◆ OBJECTIVE: Count lines, not occurrences: give the number of lines holding the word "GROWTH", and nothing besides.

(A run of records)
#####

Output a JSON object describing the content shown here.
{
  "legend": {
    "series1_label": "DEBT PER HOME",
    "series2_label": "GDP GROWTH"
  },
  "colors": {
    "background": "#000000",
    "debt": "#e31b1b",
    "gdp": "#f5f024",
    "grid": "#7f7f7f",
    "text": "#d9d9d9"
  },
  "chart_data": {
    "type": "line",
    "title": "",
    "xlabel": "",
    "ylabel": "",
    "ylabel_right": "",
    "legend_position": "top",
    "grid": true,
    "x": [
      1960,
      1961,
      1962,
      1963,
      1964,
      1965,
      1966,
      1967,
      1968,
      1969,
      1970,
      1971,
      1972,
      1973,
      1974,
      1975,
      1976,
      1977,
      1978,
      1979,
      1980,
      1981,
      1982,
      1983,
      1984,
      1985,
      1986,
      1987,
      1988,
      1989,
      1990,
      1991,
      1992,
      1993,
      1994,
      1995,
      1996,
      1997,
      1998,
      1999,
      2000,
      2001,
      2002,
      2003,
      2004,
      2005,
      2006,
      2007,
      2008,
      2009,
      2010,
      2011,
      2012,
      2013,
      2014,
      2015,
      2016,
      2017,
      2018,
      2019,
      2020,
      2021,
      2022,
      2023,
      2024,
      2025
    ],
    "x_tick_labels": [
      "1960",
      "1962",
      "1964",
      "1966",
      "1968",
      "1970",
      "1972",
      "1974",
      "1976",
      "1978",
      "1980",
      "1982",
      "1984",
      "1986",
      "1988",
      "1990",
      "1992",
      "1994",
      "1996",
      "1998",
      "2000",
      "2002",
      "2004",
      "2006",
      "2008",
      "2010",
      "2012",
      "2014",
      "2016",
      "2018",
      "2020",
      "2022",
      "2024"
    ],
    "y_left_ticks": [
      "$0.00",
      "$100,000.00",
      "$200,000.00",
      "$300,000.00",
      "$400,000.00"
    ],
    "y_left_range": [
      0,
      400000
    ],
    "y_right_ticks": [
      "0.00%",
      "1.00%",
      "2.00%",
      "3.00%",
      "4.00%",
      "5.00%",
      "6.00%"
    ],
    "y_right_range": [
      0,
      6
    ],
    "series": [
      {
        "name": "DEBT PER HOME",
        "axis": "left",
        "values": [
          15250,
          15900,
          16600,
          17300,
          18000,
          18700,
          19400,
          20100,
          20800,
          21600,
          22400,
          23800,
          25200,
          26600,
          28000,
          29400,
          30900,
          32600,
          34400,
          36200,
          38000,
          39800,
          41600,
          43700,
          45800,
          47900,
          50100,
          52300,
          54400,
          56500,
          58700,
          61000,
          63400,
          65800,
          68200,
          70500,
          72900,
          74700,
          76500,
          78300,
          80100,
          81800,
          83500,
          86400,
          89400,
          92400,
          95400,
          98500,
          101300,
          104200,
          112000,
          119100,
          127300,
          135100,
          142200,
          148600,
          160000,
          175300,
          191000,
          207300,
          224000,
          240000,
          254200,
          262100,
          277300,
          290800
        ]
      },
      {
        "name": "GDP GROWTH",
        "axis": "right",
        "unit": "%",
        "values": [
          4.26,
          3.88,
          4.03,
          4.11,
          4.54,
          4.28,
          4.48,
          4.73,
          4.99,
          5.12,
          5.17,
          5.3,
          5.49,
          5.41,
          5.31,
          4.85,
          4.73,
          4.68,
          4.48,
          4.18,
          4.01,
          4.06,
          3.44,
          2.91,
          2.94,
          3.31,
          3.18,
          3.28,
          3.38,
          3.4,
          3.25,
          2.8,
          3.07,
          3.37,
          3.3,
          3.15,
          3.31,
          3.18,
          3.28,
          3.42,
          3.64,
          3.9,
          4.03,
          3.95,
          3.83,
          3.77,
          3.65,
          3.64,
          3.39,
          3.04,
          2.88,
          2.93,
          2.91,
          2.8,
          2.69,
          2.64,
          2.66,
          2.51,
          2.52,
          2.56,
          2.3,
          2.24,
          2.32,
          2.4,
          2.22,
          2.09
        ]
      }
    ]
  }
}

#####

◆ COMPLETE OUTPUT: 2